* **Aim**:
Transcribe every line, keeping it exact.

★ ★ ★ ★ ★

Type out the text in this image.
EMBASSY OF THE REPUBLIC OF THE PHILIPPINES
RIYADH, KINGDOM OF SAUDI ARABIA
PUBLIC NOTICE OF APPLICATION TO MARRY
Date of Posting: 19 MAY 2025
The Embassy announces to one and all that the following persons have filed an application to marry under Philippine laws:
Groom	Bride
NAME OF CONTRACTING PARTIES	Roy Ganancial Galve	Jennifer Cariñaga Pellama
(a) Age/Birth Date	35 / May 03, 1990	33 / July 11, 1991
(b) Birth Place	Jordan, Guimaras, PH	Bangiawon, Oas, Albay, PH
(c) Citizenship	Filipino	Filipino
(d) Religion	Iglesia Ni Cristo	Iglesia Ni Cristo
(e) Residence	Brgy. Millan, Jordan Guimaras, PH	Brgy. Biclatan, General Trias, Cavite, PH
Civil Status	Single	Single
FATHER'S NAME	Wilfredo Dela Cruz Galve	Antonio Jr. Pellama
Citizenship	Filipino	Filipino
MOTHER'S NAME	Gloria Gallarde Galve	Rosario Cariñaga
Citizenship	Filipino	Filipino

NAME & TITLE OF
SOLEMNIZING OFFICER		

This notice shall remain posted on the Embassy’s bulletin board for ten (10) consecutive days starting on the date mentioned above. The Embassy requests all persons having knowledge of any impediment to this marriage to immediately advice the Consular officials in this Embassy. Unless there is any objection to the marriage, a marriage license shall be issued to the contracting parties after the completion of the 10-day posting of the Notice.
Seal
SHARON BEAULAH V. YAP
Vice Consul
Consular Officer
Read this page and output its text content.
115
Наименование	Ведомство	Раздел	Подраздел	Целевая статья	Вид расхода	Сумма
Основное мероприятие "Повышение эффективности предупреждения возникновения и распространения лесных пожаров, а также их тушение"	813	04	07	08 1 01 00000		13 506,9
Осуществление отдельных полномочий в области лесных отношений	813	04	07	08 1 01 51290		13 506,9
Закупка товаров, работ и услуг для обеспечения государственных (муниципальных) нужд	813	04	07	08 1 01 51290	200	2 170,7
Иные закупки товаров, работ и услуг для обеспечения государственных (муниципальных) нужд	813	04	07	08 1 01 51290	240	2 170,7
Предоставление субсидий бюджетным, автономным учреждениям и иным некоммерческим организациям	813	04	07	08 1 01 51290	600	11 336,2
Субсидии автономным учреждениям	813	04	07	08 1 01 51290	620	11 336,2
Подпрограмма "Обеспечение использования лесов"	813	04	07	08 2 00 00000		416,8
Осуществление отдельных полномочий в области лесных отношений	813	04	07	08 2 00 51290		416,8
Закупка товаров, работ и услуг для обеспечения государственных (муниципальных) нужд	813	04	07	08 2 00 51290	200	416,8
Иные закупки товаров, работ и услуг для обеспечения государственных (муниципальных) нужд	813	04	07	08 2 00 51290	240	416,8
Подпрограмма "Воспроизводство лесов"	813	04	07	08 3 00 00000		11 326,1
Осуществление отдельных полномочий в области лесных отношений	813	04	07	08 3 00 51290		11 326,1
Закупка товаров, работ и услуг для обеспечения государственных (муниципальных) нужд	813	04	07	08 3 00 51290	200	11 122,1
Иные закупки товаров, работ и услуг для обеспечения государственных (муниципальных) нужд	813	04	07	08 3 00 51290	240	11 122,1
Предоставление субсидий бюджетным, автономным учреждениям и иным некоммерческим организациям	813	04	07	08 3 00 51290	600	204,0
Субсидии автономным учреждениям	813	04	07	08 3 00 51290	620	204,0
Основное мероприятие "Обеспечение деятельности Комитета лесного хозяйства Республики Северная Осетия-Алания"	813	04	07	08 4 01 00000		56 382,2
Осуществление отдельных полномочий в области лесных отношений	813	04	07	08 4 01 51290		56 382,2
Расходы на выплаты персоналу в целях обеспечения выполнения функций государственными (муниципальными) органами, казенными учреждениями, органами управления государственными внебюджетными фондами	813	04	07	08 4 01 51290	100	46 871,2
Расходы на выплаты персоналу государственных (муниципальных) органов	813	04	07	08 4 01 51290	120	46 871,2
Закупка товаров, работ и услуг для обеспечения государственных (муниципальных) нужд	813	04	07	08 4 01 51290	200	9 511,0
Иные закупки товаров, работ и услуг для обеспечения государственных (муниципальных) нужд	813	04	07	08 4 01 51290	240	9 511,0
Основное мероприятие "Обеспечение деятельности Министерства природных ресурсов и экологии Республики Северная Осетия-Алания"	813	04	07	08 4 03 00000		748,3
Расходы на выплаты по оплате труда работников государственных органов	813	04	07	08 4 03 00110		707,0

★ ★ ★ ★ ★

* **Result of this task**:
Type out the text in this image.
EMBASSY OF THE REPUBLIC OF THE PHILIPPINES
RIYADH, KINGDOM OF SAUDI ARABIA
PUBLIC NOTICE OF APPLICATION TO MARRY
Date of Posting: 19 MAY 2025
The Embassy announces to one and all that the following persons have filed an application to marry under Philippine laws:
Groom	Bride
NAME OF CONTRACTING PARTIES	Roy Ganancial Galve	Jennifer Cariñaga Pellama
(a) Age/Birth Date	35 / May 03, 1990	33 / July 11, 1991
(b) Birth Place	Jordan, Guimaras, PH	Bangiawon, Oas, Albay, PH
(c) Citizenship	Filipino	Filipino
(d) Religion	Iglesia Ni Cristo	Iglesia Ni Cristo
(e) Residence	Brgy. Millan, Jordan Guimaras, PH	Brgy. Biclatan, General Trias, Cavite, PH
Civil Status	Single	Single
FATHER'S NAME	Wilfredo Dela Cruz Galve	Antonio Jr. Pellama
Citizenship	Filipino	Filipino
MOTHER'S NAME	Gloria Gallarde Galve	Rosario Cariñaga
Citizenship	Filipino	Filipino

NAME & TITLE OF
SOLEMNIZING OFFICER		

This notice shall remain posted on the Embassy’s bulletin board for ten (10) consecutive days starting on the date mentioned above. The Embassy requests all persons having knowledge of any impediment to this marriage to immediately advice the Consular officials in this Embassy. Unless there is any objection to the marriage, a marriage license shall be issued to the contracting parties after the completion of the 10-day posting of the Notice.
Seal
SHARON BEAULAH V. YAP
Vice Consul
Consular Officer
Read this page and output its text content.
115
Наименование	Ведомство	Раздел	Подраздел	Целевая статья	Вид расхода	Сумма
Основное мероприятие "Повышение эффективности предупреждения возникновения и распространения лесных пожаров, а также их тушение"	813	04	07	08 1 01 00000		13 506,9
Осуществление отдельных полномочий в области лесных отношений	813	04	07	08 1 01 51290		13 506,9
Закупка товаров, работ и услуг для обеспечения государственных (муниципальных) нужд	813	04	07	08 1 01 51290	200	2 170,7
Иные закупки товаров, работ и услуг для обеспечения государственных (муниципальных) нужд	813	04	07	08 1 01 51290	240	2 170,7
Предоставление субсидий бюджетным, автономным учреждениям и иным некоммерческим организациям	813	04	07	08 1 01 51290	600	11 336,2
Субсидии автономным учреждениям	813	04	07	08 1 01 51290	620	11 336,2
Подпрограмма "Обеспечение использования лесов"	813	04	07	08 2 00 00000		416,8
Осуществление отдельных полномочий в области лесных отношений	813	04	07	08 2 00 51290		416,8
Закупка товаров, работ и услуг для обеспечения государственных (муниципальных) нужд	813	04	07	08 2 00 51290	200	416,8
Иные закупки товаров, работ и услуг для обеспечения государственных (муниципальных) нужд	813	04	07	08 2 00 51290	240	416,8
Подпрограмма "Воспроизводство лесов"	813	04	07	08 3 00 00000		11 326,1
Осуществление отдельных полномочий в области лесных отношений	813	04	07	08 3 00 51290		11 326,1
Закупка товаров, работ и услуг для обеспечения государственных (муниципальных) нужд	813	04	07	08 3 00 51290	200	11 122,1
Иные закупки товаров, работ и услуг для обеспечения государственных (муниципальных) нужд	813	04	07	08 3 00 51290	240	11 122,1
Предоставление субсидий бюджетным, автономным учреждениям и иным некоммерческим организациям	813	04	07	08 3 00 51290	600	204,0
Субсидии автономным учреждениям	813	04	07	08 3 00 51290	620	204,0
Основное мероприятие "Обеспечение деятельности Комитета лесного хозяйства Республики Северная Осетия-Алания"	813	04	07	08 4 01 00000		56 382,2
Осуществление отдельных полномочий в области лесных отношений	813	04	07	08 4 01 51290		56 382,2
Расходы на выплаты персоналу в целях обеспечения выполнения функций государственными (муниципальными) органами, казенными учреждениями, органами управления государственными внебюджетными фондами	813	04	07	08 4 01 51290	100	46 871,2
Расходы на выплаты персоналу государственных (муниципальных) органов	813	04	07	08 4 01 51290	120	46 871,2
Закупка товаров, работ и услуг для обеспечения государственных (муниципальных) нужд	813	04	07	08 4 01 51290	200	9 511,0
Иные закупки товаров, работ и услуг для обеспечения государственных (муниципальных) нужд	813	04	07	08 4 01 51290	240	9 511,0
Основное мероприятие "Обеспечение деятельности Министерства природных ресурсов и экологии Республики Северная Осетия-Алания"	813	04	07	08 4 03 00000		748,3
Расходы на выплаты по оплате труда работников государственных органов	813	04	07	08 4 03 00110		707,0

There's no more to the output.